- **Short problem**:
Look through the material below and count the lines with the string "FUNK". Report only the count.

- **Data for processing**:
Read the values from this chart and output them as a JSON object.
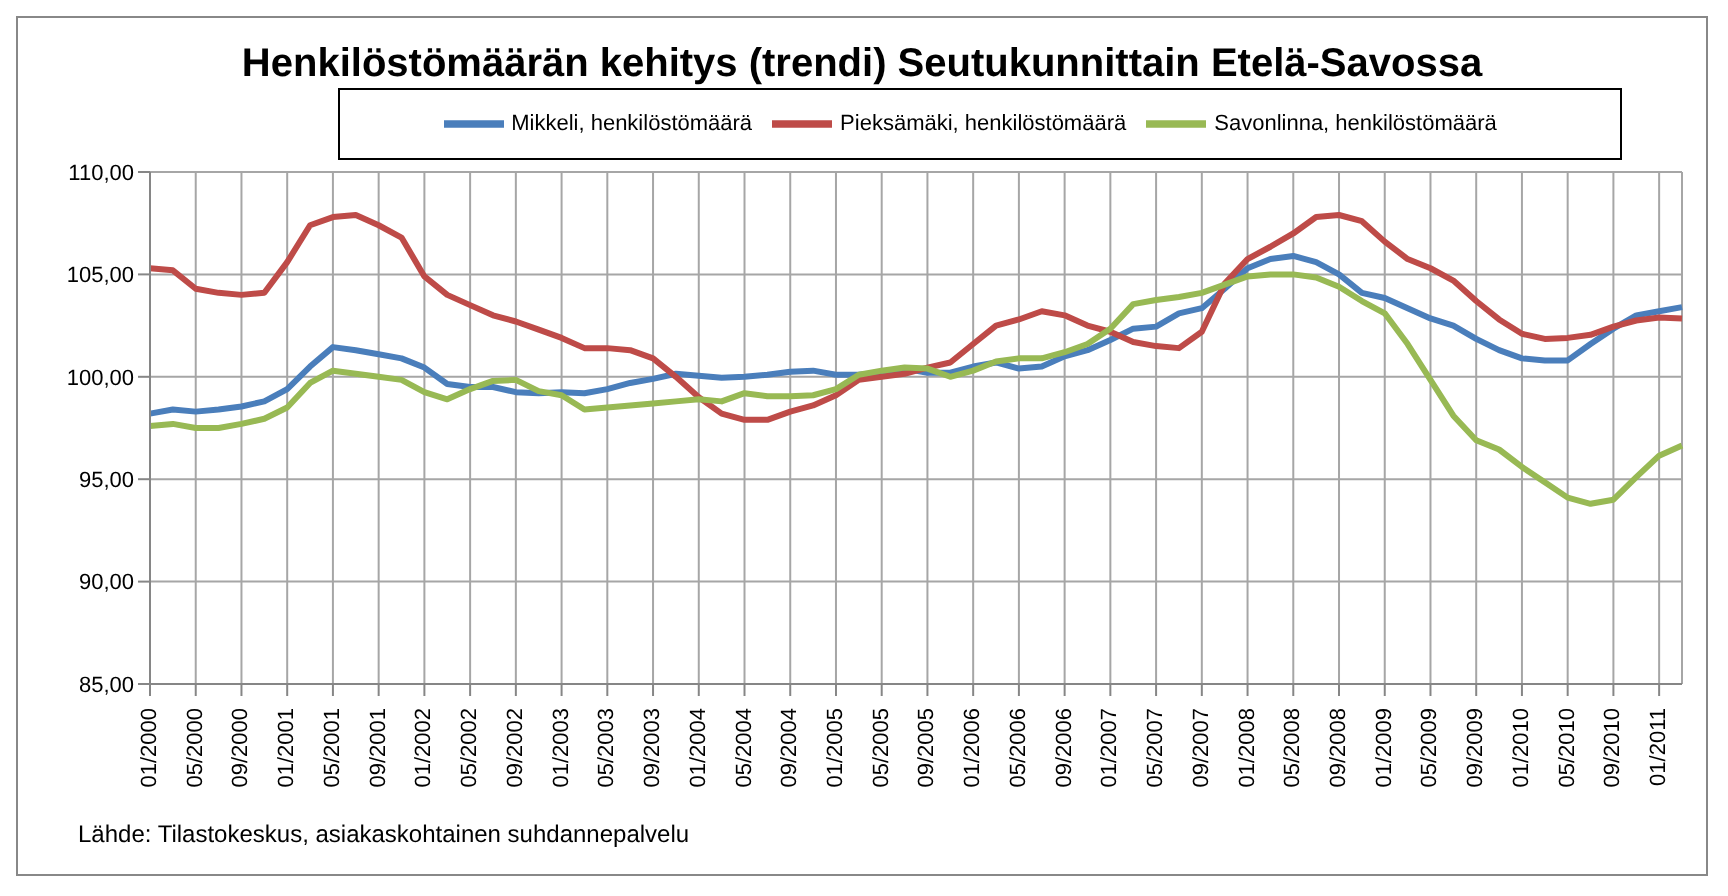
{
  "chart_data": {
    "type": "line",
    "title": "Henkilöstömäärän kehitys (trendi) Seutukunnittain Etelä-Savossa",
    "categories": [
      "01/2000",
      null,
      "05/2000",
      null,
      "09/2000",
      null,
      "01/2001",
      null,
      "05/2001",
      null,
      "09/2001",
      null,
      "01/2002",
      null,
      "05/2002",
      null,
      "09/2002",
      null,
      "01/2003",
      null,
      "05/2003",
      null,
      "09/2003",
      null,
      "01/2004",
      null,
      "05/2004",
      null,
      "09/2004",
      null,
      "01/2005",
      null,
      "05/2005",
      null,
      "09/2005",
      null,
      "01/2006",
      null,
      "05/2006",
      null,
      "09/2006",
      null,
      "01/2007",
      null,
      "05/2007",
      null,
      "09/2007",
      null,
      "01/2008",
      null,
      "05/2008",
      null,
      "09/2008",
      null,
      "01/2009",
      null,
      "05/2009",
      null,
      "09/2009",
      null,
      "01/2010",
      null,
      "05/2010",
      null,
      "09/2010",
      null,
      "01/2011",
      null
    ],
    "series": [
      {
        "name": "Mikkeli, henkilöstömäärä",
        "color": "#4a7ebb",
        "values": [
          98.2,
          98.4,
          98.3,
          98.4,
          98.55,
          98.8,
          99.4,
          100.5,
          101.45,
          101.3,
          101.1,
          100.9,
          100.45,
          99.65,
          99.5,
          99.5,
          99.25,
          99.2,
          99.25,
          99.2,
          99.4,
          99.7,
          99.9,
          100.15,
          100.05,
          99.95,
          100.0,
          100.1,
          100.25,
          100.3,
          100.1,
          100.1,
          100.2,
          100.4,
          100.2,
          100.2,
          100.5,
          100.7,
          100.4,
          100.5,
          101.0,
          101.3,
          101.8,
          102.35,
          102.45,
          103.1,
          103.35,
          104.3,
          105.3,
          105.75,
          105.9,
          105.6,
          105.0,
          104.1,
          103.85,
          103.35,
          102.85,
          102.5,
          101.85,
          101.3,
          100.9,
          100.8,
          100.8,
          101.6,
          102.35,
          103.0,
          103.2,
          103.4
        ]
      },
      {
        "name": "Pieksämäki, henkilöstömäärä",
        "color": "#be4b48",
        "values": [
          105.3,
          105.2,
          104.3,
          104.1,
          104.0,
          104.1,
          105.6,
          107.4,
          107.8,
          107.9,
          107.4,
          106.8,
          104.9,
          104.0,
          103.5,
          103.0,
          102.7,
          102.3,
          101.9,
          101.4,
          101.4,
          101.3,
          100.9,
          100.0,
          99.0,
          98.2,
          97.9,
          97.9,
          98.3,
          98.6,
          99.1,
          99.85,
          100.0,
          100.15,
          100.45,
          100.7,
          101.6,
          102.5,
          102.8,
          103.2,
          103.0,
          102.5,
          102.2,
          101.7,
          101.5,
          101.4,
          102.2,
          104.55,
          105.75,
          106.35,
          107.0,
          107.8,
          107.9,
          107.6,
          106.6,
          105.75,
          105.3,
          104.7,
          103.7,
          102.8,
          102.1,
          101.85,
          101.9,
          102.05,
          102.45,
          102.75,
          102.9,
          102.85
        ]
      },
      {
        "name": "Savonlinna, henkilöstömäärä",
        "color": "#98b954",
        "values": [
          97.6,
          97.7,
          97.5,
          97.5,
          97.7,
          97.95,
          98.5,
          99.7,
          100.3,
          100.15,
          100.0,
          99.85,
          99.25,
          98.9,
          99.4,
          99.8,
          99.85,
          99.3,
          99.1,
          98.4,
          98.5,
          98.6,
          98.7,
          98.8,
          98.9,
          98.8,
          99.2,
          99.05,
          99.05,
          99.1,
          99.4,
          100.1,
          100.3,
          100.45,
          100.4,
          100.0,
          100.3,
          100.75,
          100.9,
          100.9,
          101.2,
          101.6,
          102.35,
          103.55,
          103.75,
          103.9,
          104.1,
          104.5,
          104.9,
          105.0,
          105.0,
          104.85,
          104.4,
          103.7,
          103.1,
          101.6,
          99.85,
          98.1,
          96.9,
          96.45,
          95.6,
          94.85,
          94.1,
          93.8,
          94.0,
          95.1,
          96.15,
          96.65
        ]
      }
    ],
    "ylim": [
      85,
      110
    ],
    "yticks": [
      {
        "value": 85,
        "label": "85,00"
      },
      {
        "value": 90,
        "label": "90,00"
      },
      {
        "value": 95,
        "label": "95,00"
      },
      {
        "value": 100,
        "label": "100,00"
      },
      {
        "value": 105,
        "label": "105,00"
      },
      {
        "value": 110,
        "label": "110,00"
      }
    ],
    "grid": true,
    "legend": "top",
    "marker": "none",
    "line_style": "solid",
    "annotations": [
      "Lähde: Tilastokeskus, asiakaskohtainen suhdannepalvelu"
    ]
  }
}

---

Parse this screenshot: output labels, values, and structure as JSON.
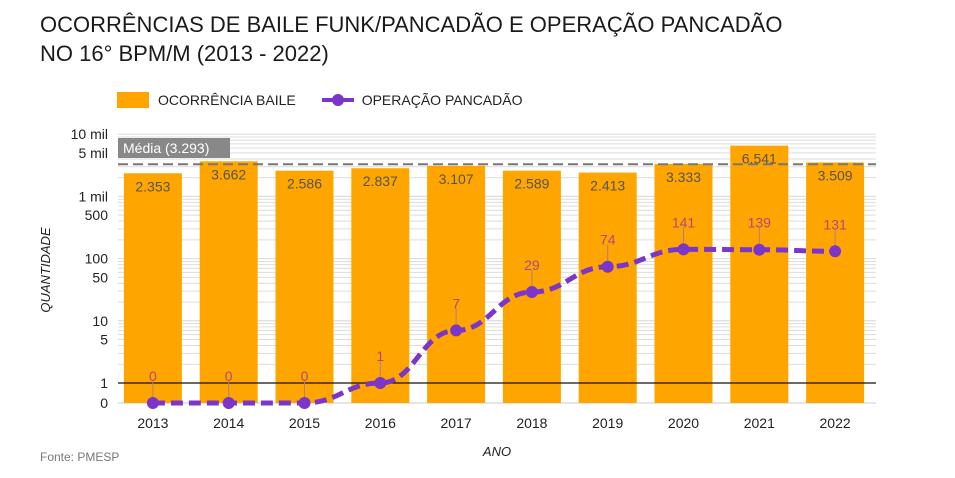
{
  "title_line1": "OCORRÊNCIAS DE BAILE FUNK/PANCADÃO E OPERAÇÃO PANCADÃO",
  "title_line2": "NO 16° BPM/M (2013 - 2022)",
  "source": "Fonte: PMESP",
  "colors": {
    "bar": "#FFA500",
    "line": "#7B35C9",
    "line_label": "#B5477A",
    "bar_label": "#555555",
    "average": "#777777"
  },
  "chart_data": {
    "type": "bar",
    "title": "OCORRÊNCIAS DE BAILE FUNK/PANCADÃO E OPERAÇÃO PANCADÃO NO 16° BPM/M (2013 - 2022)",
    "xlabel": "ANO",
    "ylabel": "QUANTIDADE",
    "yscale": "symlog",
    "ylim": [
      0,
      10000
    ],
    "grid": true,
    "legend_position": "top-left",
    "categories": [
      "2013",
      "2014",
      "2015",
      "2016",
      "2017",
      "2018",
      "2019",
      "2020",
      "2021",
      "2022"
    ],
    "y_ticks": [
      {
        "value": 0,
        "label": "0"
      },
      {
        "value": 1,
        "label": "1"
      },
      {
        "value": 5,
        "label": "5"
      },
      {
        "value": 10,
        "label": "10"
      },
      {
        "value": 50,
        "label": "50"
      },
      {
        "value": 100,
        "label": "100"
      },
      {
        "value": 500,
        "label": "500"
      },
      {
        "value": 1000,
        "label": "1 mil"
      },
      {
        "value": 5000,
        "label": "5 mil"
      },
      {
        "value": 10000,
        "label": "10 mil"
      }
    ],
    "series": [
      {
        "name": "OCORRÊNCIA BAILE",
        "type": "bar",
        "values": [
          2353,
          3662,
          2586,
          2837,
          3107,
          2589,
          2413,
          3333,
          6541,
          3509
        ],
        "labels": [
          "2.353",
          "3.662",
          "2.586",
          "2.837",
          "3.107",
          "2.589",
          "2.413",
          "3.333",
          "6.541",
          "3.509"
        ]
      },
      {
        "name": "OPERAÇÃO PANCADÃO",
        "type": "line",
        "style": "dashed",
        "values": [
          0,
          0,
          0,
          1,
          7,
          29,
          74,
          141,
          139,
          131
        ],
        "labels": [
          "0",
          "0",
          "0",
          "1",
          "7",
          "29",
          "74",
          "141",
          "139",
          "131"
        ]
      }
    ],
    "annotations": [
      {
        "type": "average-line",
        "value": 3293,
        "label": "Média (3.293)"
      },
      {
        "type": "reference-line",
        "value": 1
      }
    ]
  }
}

- **Exercise result**:
2